All the entries need to be quoted exactly, apart from the pictures, which you should drop.

* * * * *

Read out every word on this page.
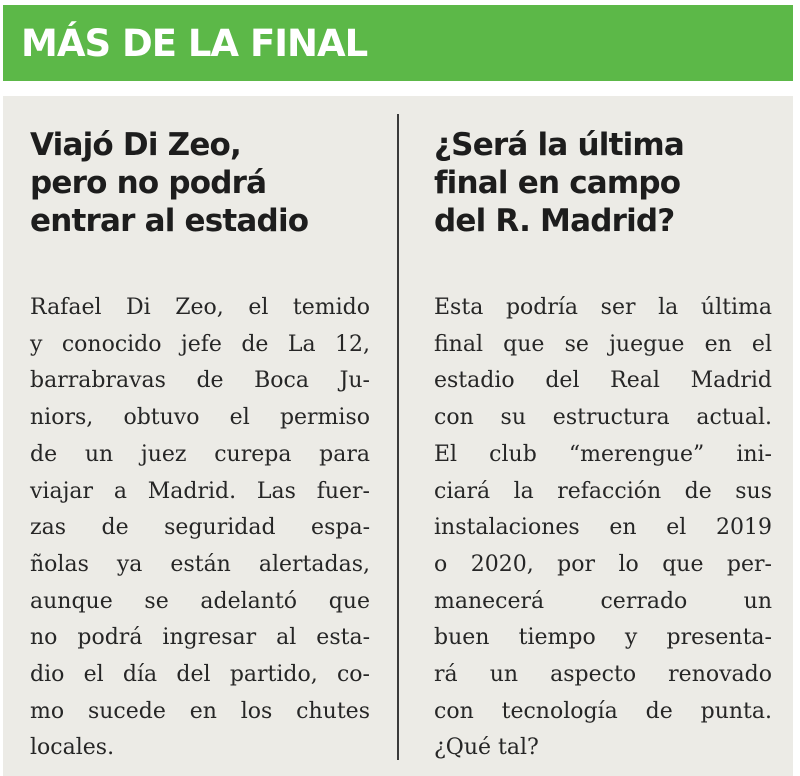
MÁS DE LA FINAL
Viajó Di Zeo,
pero no podrá
entrar al estadio

Rafael Di Zeo, el temido
y conocido jefe de La 12,
barrabravas de Boca Ju-
niors, obtuvo el permiso
de un juez curepa para
viajar a Madrid. Las fuer-
zas de seguridad espa-
ñolas ya están alertadas,
aunque se adelantó que
no podrá ingresar al esta-
dio el día del partido, co-
mo sucede en los chutes
locales.

¿Será la última
final en campo
del R. Madrid?

Esta podría ser la última
final que se juegue en el
estadio del Real Madrid
con su estructura actual.
El club “merengue” ini-
ciará la refacción de sus
instalaciones en el 2019
o 2020, por lo que per-
manecerá cerrado un
buen tiempo y presenta-
rá un aspecto renovado
con tecnología de punta.
¿Qué tal?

* * * * *

**Exercise response:**
Read out every word on this page.
MÁS DE LA FINAL
Viajó Di Zeo,
pero no podrá
entrar al estadio

Rafael Di Zeo, el temido
y conocido jefe de La 12,
barrabravas de Boca Ju-
niors, obtuvo el permiso
de un juez curepa para
viajar a Madrid. Las fuer-
zas de seguridad espa-
ñolas ya están alertadas,
aunque se adelantó que
no podrá ingresar al esta-
dio el día del partido, co-
mo sucede en los chutes
locales.

¿Será la última
final en campo
del R. Madrid?

Esta podría ser la última
final que se juegue en el
estadio del Real Madrid
con su estructura actual.
El club “merengue” ini-
ciará la refacción de sus
instalaciones en el 2019
o 2020, por lo que per-
manecerá cerrado un
buen tiempo y presenta-
rá un aspecto renovado
con tecnología de punta.
¿Qué tal?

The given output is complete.